┌────────

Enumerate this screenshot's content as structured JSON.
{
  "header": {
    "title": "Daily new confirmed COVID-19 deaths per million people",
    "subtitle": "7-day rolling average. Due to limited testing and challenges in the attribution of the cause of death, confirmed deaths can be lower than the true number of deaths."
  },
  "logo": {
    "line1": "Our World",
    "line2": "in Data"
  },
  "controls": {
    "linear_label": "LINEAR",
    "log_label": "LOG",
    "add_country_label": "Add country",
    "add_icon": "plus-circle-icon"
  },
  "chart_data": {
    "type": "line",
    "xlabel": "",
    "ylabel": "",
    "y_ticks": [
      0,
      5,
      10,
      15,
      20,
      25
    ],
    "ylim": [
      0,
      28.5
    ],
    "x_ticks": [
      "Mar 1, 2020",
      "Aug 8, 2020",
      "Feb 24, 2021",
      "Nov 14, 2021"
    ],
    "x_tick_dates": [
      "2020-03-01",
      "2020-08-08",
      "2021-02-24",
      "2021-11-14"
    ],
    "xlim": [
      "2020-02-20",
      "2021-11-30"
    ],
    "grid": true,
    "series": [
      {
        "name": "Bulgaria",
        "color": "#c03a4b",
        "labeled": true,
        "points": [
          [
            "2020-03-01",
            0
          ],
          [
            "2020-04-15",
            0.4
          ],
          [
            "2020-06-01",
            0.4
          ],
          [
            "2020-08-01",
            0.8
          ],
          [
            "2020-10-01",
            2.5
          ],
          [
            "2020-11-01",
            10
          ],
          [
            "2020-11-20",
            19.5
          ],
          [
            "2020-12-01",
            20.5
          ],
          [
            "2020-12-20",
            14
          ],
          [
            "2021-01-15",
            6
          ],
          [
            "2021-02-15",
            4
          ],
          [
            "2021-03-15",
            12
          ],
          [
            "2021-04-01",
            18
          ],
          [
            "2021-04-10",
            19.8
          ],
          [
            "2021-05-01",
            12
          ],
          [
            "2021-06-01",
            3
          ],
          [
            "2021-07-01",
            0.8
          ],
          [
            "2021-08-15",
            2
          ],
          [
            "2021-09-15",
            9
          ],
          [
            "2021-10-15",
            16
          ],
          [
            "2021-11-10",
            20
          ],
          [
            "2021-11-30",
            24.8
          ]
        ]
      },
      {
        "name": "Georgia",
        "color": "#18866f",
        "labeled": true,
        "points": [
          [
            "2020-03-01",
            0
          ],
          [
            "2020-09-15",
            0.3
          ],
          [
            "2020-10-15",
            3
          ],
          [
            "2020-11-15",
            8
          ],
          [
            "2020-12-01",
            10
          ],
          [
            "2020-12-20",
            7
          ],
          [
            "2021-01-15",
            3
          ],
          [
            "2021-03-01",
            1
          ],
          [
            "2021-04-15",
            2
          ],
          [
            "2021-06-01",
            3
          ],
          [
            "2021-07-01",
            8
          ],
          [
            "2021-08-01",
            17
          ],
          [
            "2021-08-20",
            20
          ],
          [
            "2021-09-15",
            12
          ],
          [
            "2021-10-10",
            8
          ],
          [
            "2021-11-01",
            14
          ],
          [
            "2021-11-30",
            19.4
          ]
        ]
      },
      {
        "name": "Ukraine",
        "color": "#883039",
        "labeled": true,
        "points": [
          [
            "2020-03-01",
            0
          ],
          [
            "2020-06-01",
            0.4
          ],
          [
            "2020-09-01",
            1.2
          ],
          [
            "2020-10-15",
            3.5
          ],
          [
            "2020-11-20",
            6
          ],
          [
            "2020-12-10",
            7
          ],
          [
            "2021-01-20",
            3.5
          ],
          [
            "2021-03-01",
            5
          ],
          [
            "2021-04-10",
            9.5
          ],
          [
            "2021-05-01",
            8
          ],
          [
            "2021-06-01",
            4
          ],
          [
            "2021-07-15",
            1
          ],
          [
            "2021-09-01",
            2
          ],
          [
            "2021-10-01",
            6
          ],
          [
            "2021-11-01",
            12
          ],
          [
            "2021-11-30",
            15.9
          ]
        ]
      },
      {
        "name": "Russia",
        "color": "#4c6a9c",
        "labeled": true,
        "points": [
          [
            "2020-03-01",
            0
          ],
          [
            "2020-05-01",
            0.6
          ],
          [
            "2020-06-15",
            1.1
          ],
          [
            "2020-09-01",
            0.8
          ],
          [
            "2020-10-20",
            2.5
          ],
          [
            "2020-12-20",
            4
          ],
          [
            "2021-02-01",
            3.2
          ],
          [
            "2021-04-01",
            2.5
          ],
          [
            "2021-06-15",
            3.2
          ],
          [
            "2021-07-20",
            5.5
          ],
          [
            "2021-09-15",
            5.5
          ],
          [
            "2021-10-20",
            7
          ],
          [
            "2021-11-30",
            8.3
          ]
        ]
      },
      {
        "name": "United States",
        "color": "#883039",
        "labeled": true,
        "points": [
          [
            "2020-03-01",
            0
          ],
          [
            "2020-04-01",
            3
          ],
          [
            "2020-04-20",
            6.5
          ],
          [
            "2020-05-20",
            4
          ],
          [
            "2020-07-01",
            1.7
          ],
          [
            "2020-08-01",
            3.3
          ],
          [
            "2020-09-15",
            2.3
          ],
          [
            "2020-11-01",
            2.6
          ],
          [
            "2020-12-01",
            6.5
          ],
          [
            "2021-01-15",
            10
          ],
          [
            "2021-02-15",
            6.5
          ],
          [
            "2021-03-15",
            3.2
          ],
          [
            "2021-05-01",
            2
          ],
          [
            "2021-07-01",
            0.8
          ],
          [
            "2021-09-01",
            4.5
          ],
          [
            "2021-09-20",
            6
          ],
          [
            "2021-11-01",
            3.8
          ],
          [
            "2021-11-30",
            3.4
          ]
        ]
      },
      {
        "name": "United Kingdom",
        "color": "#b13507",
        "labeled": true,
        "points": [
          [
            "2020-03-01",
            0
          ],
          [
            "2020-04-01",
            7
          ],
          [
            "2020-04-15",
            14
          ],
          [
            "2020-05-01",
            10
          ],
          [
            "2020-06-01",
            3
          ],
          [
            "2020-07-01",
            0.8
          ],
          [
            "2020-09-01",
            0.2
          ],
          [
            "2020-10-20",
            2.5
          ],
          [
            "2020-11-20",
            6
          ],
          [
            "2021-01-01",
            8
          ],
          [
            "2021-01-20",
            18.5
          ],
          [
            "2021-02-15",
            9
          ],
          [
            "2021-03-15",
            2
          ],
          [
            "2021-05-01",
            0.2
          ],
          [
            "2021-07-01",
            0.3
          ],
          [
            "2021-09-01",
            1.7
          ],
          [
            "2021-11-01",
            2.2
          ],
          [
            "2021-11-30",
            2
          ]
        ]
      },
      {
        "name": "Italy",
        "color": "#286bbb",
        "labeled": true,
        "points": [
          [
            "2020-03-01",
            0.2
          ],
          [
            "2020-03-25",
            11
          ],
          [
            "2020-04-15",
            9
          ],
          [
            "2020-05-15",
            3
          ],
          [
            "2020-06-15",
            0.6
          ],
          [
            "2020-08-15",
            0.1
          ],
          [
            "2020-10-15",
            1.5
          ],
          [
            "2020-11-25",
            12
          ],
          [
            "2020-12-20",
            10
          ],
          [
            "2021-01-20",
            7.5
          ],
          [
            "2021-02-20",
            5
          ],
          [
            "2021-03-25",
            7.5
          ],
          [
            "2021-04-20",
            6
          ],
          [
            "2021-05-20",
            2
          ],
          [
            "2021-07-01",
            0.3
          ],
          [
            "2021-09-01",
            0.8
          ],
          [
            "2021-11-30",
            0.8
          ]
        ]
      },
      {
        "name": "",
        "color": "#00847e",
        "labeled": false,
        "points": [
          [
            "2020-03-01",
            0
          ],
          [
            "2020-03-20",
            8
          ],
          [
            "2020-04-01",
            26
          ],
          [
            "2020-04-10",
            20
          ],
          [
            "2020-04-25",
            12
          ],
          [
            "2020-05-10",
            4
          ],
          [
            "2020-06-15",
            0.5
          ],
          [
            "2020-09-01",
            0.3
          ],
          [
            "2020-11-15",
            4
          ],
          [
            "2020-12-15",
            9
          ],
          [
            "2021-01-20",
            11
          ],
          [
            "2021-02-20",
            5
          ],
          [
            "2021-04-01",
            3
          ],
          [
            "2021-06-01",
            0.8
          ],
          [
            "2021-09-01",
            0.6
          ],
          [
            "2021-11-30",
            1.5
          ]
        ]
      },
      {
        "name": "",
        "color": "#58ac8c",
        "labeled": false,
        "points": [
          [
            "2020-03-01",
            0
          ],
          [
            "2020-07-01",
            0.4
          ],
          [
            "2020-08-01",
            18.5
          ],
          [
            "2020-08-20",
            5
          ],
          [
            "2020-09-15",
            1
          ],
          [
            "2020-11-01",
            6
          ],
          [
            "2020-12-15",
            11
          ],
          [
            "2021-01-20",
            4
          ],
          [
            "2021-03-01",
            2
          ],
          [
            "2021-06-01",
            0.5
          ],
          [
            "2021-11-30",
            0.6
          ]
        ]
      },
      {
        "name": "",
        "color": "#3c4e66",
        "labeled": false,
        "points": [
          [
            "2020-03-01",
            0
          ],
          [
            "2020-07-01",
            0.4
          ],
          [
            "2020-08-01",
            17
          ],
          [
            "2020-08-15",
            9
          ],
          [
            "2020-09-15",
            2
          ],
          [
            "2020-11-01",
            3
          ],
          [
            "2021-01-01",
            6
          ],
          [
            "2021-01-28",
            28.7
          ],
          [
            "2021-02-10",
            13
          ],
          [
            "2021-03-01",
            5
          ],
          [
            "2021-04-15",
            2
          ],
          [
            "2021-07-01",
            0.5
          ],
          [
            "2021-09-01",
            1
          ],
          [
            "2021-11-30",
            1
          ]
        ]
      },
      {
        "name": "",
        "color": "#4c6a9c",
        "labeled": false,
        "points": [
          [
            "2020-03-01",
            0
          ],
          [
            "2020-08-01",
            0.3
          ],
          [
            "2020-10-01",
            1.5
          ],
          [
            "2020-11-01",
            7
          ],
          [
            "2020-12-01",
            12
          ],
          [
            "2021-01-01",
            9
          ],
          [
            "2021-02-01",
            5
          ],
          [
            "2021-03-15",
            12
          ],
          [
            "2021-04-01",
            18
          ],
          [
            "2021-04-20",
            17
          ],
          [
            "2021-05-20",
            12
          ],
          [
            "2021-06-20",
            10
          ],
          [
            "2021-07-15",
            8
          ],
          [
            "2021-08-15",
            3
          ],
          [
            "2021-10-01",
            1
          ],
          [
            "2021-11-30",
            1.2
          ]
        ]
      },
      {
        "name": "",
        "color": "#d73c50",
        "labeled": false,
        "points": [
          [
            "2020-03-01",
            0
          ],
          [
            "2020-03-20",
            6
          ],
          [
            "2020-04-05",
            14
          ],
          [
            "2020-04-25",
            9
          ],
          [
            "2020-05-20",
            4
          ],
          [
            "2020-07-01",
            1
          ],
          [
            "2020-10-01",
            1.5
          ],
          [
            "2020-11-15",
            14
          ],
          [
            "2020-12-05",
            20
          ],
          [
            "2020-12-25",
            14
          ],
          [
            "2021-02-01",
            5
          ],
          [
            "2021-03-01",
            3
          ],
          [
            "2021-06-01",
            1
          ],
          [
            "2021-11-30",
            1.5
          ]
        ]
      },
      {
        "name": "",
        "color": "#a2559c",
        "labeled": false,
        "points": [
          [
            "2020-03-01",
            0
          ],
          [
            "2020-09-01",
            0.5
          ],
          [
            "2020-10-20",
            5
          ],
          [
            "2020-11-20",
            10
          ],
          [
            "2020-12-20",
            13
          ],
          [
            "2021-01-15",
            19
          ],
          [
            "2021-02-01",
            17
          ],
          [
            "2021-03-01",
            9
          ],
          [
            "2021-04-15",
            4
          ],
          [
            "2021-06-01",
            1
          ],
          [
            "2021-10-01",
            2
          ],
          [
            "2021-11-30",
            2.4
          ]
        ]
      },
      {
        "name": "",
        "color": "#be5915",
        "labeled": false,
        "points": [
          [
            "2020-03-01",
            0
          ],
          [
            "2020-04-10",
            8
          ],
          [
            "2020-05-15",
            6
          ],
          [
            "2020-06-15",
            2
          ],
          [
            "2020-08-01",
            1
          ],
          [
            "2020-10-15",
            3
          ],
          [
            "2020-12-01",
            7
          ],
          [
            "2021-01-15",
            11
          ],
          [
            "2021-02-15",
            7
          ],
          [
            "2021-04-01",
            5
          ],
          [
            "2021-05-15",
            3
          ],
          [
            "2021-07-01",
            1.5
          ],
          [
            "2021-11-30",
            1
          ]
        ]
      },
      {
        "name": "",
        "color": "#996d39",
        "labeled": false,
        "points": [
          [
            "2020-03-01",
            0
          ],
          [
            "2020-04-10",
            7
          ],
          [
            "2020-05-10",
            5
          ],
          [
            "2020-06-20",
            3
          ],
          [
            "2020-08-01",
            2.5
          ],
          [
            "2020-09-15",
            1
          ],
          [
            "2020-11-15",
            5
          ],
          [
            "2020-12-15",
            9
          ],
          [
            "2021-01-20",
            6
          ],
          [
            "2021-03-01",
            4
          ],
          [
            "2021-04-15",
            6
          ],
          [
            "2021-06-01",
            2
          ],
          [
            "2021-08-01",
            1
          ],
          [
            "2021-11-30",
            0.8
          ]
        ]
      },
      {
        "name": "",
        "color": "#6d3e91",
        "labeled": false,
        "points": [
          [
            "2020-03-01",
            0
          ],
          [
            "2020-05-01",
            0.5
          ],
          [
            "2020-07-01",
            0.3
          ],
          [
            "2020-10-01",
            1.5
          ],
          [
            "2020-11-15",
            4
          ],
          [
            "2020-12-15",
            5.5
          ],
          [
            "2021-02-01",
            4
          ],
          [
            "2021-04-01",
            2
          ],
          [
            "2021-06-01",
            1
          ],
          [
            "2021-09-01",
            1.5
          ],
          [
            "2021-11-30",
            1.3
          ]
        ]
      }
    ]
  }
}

└────────

→ Stated exercise
Check every line of the listing for the string "confirmed" and report how many lines have it, as a number alone.

→ Correct output
2